Stated goal 1: In the profile of BP chief executive Tony Hayward, what field of geology did he specialize in from early on?
Stated goal 2: Summarize the profile of BP chief executive Tony Hayward in two sentences.
Stated goal 3: Carry on the profile of BP chief executive Tony Hayward, picking up after its last sentence.

Supplied passage:
◇ ◇ ◇
October 31, 2009 by James Hale · Leave a Comment 

This week Tony Hayward, the chief executive of BP, must have thought that he had finally moved out of the long shadow of Lord Browne of Madingley. Not only did BP’s third-quarter figures beat City forecasts, but the benefits of the restructuring programme he introduced on arrival two and a half years ago put paid to fears over BP’s dividend, one of the underpinnings of the London stock market.
But yesterday afternoon, a legacy of the Browne years reared up again. While Mr Hayward could have argued convincingly that the fire at a Texas refinery in 2005 happened on Lord Browne’s watch as chief executive, he was himself at the time in charge of exploration and production. Now the US authorities have criticised the actions BP took, while he was chief executive, to clear up after the disaster.
Mr Hayward, 52, has spent the period engaged in a hard balancing act, being careful not to criticise his predecessor while drawing a line under the Browne years that transformed BP.
Lord Browne courted publicity; Mr Hayward shuns it. Lord Browne, an engineer, came up the management route, through roles in finance, for example. Mr Hayward is a geologist and an oil man through and through, who proved himself drilling in various inhospitable parts of the world. Lord Browne is an aesthete who collects arcane Venetian manuscripts. His successor, “an ordinary guy you might meet in the pub”, says one who has had dealings with him, is blokeish and sporty, fond of West Ham and sailing.

He has even, though officially denying this, seemed to want to move on from the “Beyond Petroleum” strategy associated with his predecessor, which seemed designed to draw a veil over BP’s involvement with messy hydrocarbons in favour of greener options.
In a speech to the Massachusetts Institute of Technology on Thursday, two days after delivering the BP figures, Mr Hayward ridiculed the idea that fossil fuels “can be switched off — like analogue TV”. Demand for energy was projected to rise by about 45 per cent by 2030 — “roughly equivalent to adding two more United States to the world’s consumption”.
From early on, Mr Hayward specialised in structural geology, which studies how rock formations are put together. This turned out to be useful, in career terms, as it was a discipline needed in areas where BP was expanding, such as South America, just as he began his ascent of one of the greasiest poles in UK corporate life.
It is not clear, to this day, if this fortunate career choice was a coincidence. One former colleague who worked with him as a junior geologist recalls: “He was very ambitious even in his first days with BP. I think he was always focused on getting ahead. He was a technically gifted structural geologist, and this was a stepping stone in his career development at BP.”
Mr Hayward joined the group from university, moving to Colombia after a decade and then taking over BP’s Venezuelan offshoot. He relocated to the UK in 1997 and was soon seen as a potential successor to Lord Browne, who had already fast-tracked him for promotion. The latter’s departure was accelerated by an unfortunate court case involving his private life, and when Mr Hayward took the helm in May 2007, BP was in a mess.
◇ ◇ ◇
Recorded information:
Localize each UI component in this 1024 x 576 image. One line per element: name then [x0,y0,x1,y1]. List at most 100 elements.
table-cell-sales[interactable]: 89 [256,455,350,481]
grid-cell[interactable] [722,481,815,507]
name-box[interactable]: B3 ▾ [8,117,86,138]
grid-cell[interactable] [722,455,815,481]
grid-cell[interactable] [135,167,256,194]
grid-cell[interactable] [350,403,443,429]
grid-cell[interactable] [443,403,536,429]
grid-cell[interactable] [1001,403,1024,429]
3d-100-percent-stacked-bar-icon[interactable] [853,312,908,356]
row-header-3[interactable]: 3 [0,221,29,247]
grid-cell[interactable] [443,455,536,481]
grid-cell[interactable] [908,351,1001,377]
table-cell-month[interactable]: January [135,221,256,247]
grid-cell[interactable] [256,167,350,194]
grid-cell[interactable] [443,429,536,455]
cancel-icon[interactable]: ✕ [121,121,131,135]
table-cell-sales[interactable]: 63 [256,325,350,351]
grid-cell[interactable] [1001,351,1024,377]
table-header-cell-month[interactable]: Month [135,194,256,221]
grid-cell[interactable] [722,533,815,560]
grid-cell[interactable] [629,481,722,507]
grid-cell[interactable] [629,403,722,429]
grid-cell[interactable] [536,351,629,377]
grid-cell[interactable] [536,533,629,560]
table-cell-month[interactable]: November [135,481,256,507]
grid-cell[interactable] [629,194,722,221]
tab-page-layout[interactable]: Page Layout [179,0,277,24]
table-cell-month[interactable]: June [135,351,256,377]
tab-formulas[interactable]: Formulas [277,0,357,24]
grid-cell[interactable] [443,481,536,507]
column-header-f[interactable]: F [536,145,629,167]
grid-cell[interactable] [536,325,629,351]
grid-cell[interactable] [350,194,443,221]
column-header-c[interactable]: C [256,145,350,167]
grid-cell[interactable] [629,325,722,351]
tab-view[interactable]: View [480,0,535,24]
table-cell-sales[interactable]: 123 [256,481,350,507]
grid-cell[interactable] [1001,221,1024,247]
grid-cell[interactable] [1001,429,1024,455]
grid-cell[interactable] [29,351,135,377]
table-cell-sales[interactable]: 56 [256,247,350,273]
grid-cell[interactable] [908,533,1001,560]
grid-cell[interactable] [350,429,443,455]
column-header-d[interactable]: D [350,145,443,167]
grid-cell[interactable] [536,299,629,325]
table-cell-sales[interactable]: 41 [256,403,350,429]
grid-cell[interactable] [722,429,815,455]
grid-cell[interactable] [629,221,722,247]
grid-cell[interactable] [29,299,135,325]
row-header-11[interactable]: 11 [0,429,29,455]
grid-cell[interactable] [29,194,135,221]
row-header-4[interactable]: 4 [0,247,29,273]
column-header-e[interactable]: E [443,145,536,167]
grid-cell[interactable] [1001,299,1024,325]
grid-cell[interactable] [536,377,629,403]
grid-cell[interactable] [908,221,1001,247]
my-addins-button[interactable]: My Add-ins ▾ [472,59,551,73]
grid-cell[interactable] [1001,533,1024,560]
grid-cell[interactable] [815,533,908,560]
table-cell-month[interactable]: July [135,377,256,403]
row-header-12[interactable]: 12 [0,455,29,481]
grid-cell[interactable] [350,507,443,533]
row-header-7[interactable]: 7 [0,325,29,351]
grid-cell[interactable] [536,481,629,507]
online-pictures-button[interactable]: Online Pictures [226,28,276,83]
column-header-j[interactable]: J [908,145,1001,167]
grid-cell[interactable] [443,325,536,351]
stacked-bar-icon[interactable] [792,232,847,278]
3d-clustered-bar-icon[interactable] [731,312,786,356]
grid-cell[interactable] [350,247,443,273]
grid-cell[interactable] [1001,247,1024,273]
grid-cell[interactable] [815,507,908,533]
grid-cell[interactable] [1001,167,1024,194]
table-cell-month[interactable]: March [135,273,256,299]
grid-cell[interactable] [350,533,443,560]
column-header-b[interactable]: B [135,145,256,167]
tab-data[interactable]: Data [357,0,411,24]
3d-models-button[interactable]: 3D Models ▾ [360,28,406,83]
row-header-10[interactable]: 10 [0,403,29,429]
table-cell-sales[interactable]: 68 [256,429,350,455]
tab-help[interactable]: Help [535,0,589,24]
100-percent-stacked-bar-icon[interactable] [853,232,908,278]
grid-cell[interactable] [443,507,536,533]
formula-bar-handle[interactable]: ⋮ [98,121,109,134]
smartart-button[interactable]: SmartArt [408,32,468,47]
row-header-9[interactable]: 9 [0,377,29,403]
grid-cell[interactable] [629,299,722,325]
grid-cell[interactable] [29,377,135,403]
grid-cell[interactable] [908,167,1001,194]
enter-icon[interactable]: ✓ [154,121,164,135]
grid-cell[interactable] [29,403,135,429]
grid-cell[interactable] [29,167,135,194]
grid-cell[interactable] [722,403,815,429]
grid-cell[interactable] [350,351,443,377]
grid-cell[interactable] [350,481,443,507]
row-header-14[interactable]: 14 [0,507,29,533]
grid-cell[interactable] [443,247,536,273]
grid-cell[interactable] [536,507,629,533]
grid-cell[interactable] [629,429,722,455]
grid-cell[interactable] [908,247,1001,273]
◇ ◇ ◇
Right answer 1: Structural geology, which studies how rock formations are put together.

Right answer 2: BP's strong third-quarter results seemed to lift Tony Hayward out of the shadow of his predecessor, Lord Browne, but US authorities have now criticized the actions BP took under Hayward to clean up after the 2005 Texas refinery fire. The profile contrasts the publicity-shy geologist Hayward with the aesthete Browne and traces his rise at BP through Colombia and Venezuela to taking charge in May 2007.

Right answer 3:
As well as the fallout from the Texas fire, its massive Prudhoe Bay oilfield in Alaska had been partly shut down and there were delays to a key platform in the Gulf of Mexico.
Furthermore, the big acquisitions made by Lord Browne during his 12-year tenure — Amoco, Arco and Burmah Castrol — may have kicked BP into oil’s premier league but they had also handed it a cumbersome, bureaucratic management structure.
Mr Hayward brought in consultants. What they found was “pretty ugly”, he admitted. Five months into the job, in a memo that was embarrassingly leaked, he described the oil company’s performance as “dreadful”.
That bloated management structure has been slimmed down — in all, 8,000 jobs will have gone by the end of this year — and Mr Hayward has simplified the supply chain and reformed how the company orders anything from oil rigs to food in the canteen. This week BP said that it could cut costs by another £1 billion this year, meaning the restructuring will eventually reduce overheads by £4 billion.
Sam Laidlaw, the chief executive of Centrica, said that Mr Hayward is “very capable and can connect the operational with the strategic. He doesn’t flap — he’s very calm … I think people enjoy working with him.”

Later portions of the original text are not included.